# START OF Records shown
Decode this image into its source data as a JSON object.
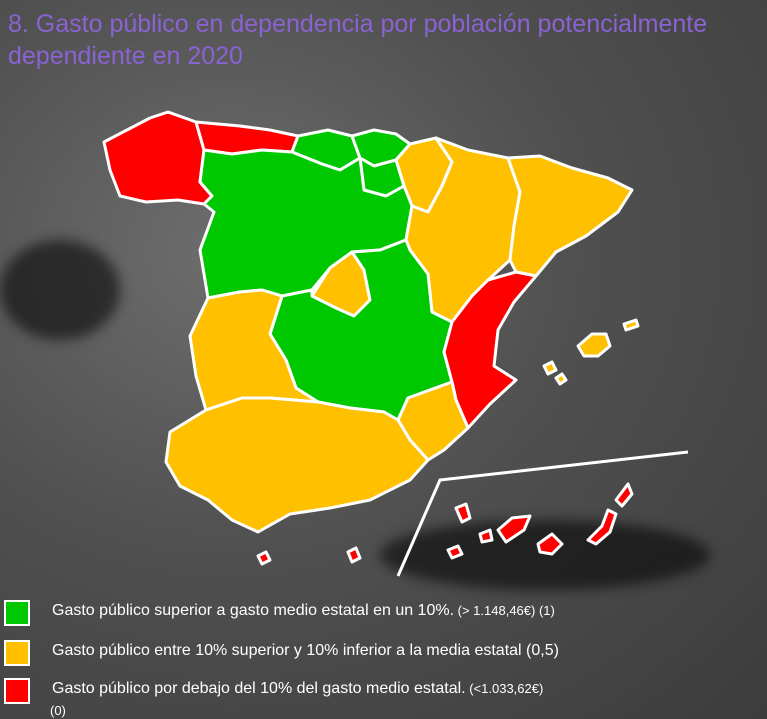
{
  "title": "8. Gasto público en dependencia por población potencialmente dependiente en 2020",
  "colors": {
    "green": "#00c800",
    "amber": "#ffc000",
    "red": "#ff0000",
    "title": "#8a63d2"
  },
  "legend": [
    {
      "color": "#00c800",
      "text": "Gasto público superior a gasto medio estatal en un 10%.",
      "note": " (> 1.148,46€) (1)"
    },
    {
      "color": "#ffc000",
      "text": "Gasto público entre 10% superior y 10% inferior a la media estatal  (0,5)",
      "note": ""
    },
    {
      "color": "#ff0000",
      "text": "Gasto público por debajo del 10% del gasto medio estatal.",
      "note": " (<1.033,62€)"
    }
  ],
  "legend_tail": "(0)"
}
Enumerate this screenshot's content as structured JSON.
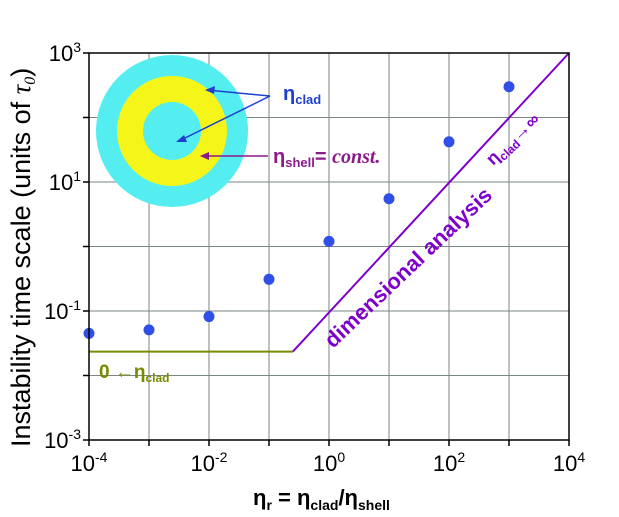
{
  "chart_data": {
    "type": "scatter",
    "xscale": "log",
    "yscale": "log",
    "xlim": [
      0.0001,
      10000
    ],
    "ylim": [
      0.001,
      1000
    ],
    "grid": true,
    "x_ticks": [
      {
        "base": "10",
        "exp": "-4"
      },
      {
        "base": "10",
        "exp": "-2"
      },
      {
        "base": "10",
        "exp": "0"
      },
      {
        "base": "10",
        "exp": "2"
      },
      {
        "base": "10",
        "exp": "4"
      }
    ],
    "y_ticks": [
      {
        "base": "10",
        "exp": "-3"
      },
      {
        "base": "10",
        "exp": "-1"
      },
      {
        "base": "10",
        "exp": "1"
      },
      {
        "base": "10",
        "exp": "3"
      }
    ],
    "xlabel": {
      "eta": "η",
      "r": "r",
      "eq": " = η",
      "clad": "clad",
      "slash": "/η",
      "shell": "shell"
    },
    "ylabel": {
      "text": "Instability  time scale (units of ",
      "tau": "τ",
      "sub": "0",
      "close": ")"
    },
    "points": {
      "x": [
        0.0001,
        0.001,
        0.01,
        0.1,
        1,
        10,
        100,
        1000
      ],
      "y": [
        0.045,
        0.051,
        0.082,
        0.31,
        1.2,
        5.5,
        42,
        300
      ],
      "color": "#2f4fe8"
    },
    "lines": {
      "low_limit": {
        "y": 0.0235,
        "x_from": 0.0001,
        "x_to": 0.25,
        "color": "#7a8a00"
      },
      "high_limit": {
        "from": [
          0.25,
          0.0235
        ],
        "to": [
          10000,
          1000
        ],
        "color": "#7f00cc"
      }
    },
    "annotations": {
      "dimensional_analysis": "dimensional analysis",
      "eta_inf": {
        "eta": "η",
        "sub": "clad",
        "arrow": "→∞"
      },
      "eta_zero": {
        "zero": "0 ←η",
        "sub": "clad"
      },
      "eta_clad": {
        "eta": "η",
        "sub": "clad"
      },
      "eta_shell": {
        "eta": "η",
        "sub": "shell",
        "eq": "= ",
        "const": "const."
      }
    },
    "colors": {
      "cladding": "#55eef0",
      "shell": "#f5f51a",
      "points": "#2f4fe8",
      "low_limit": "#7a8a00",
      "high_limit": "#7f00cc",
      "eta_clad_label": "#1f3fd0",
      "eta_shell_label": "#8b1a8b"
    }
  }
}
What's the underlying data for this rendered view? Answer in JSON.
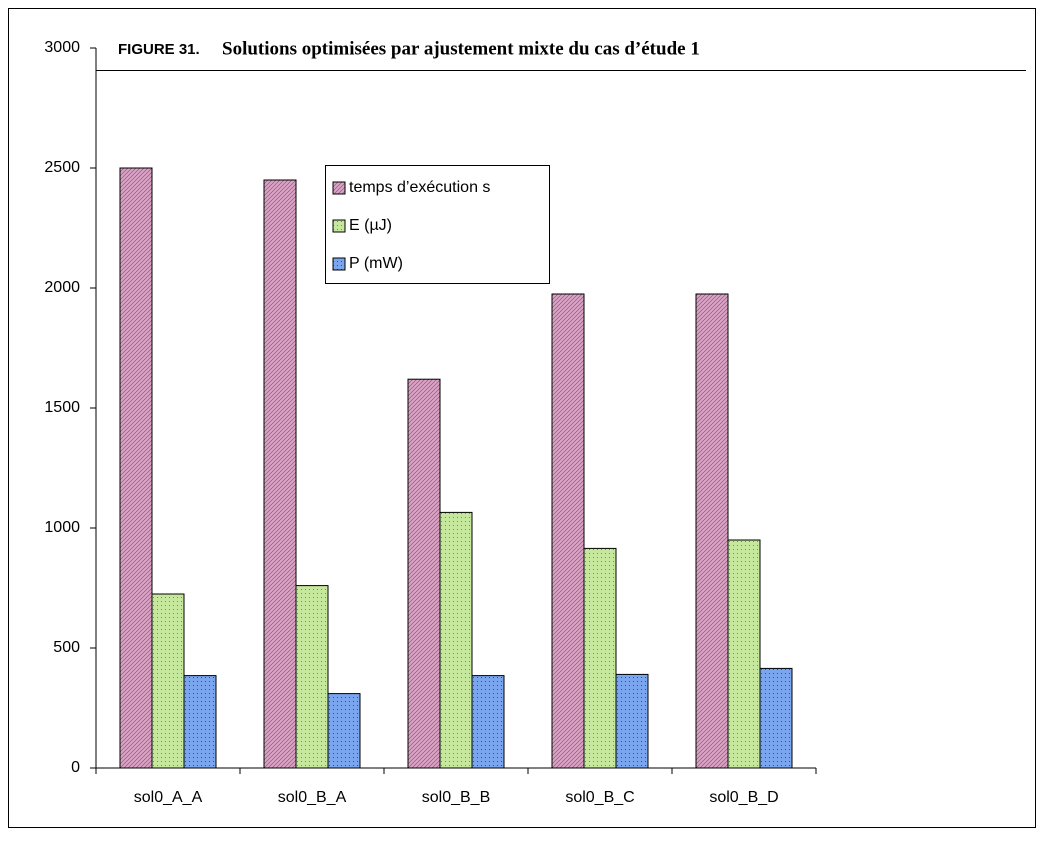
{
  "chart_data": {
    "type": "bar",
    "figure_label": "FIGURE 31.",
    "title": "Solutions optimisées par ajustement mixte du cas d’étude 1",
    "categories": [
      "sol0_A_A",
      "sol0_B_A",
      "sol0_B_B",
      "sol0_B_C",
      "sol0_B_D"
    ],
    "series": [
      {
        "name": "temps d’exécution s",
        "color": "#d9a3c4",
        "values": [
          2500,
          2450,
          1620,
          1975,
          1975
        ]
      },
      {
        "name": "E (µJ)",
        "color": "#c6e89c",
        "values": [
          725,
          760,
          1065,
          915,
          950
        ]
      },
      {
        "name": "P (mW)",
        "color": "#7aa6f0",
        "values": [
          385,
          310,
          385,
          390,
          415
        ]
      }
    ],
    "ylim": [
      0,
      3000
    ],
    "yticks": [
      0,
      500,
      1000,
      1500,
      2000,
      2500,
      3000
    ],
    "grid": false
  }
}
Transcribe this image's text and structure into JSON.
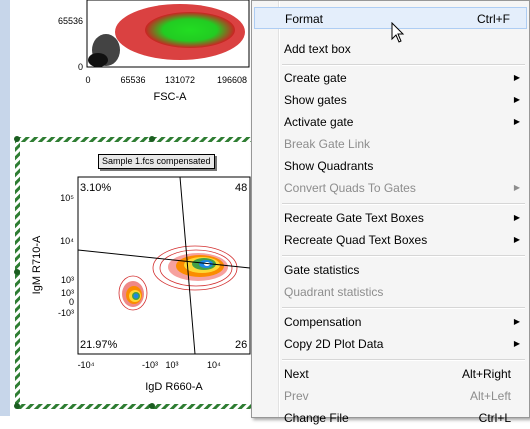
{
  "top_plot": {
    "y_ticks": [
      "65536",
      "0"
    ],
    "x_ticks": [
      "0",
      "65536",
      "131072",
      "196608"
    ],
    "x_label": "FSC-A"
  },
  "bottom_plot": {
    "sample_label": "Sample 1.fcs compensated",
    "y_label": "IgM R710-A",
    "x_label": "IgD R660-A",
    "y_ticks": [
      "10⁵",
      "10⁴",
      "10³",
      "10³",
      "0",
      "-10³"
    ],
    "x_ticks": [
      "-10⁴",
      "-10³",
      "10³",
      "10⁴"
    ],
    "quadrants": {
      "top_left": "3.10%",
      "top_right": "48",
      "bottom_left": "21.97%",
      "bottom_right": "26"
    }
  },
  "context_menu": {
    "items": [
      {
        "label": "Format",
        "shortcut": "Ctrl+F",
        "disabled": false,
        "submenu": false
      },
      {
        "label": "Add text box",
        "shortcut": "",
        "disabled": false,
        "submenu": false
      },
      {
        "label": "Create gate",
        "shortcut": "",
        "disabled": false,
        "submenu": true
      },
      {
        "label": "Show gates",
        "shortcut": "",
        "disabled": false,
        "submenu": true
      },
      {
        "label": "Activate gate",
        "shortcut": "",
        "disabled": false,
        "submenu": true
      },
      {
        "label": "Break Gate Link",
        "shortcut": "",
        "disabled": true,
        "submenu": false
      },
      {
        "label": "Show Quadrants",
        "shortcut": "",
        "disabled": false,
        "submenu": false
      },
      {
        "label": "Convert Quads To Gates",
        "shortcut": "",
        "disabled": true,
        "submenu": true
      },
      {
        "label": "Recreate Gate Text Boxes",
        "shortcut": "",
        "disabled": false,
        "submenu": true
      },
      {
        "label": "Recreate Quad Text Boxes",
        "shortcut": "",
        "disabled": false,
        "submenu": true
      },
      {
        "label": "Gate statistics",
        "shortcut": "",
        "disabled": false,
        "submenu": false
      },
      {
        "label": "Quadrant statistics",
        "shortcut": "",
        "disabled": true,
        "submenu": false
      },
      {
        "label": "Compensation",
        "shortcut": "",
        "disabled": false,
        "submenu": true
      },
      {
        "label": "Copy 2D Plot Data",
        "shortcut": "",
        "disabled": false,
        "submenu": true
      },
      {
        "label": "Next",
        "shortcut": "Alt+Right",
        "disabled": false,
        "submenu": false
      },
      {
        "label": "Prev",
        "shortcut": "Alt+Left",
        "disabled": true,
        "submenu": false
      },
      {
        "label": "Change File",
        "shortcut": "Ctrl+L",
        "disabled": false,
        "submenu": false
      }
    ]
  },
  "colors": {
    "menu_bg": "#f5f5f5",
    "highlight": "#e4eefb",
    "selection_hatch": "#2e7d32"
  }
}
# END OF Records shown
Your goal:
Pick out the lines that contain "medio" and copy them.

Result:
      "text": "Gasto público superior a gasto medio estatal en un 10%.",
      "text": "Gasto público por debajo del 10% del gasto medio estatal.",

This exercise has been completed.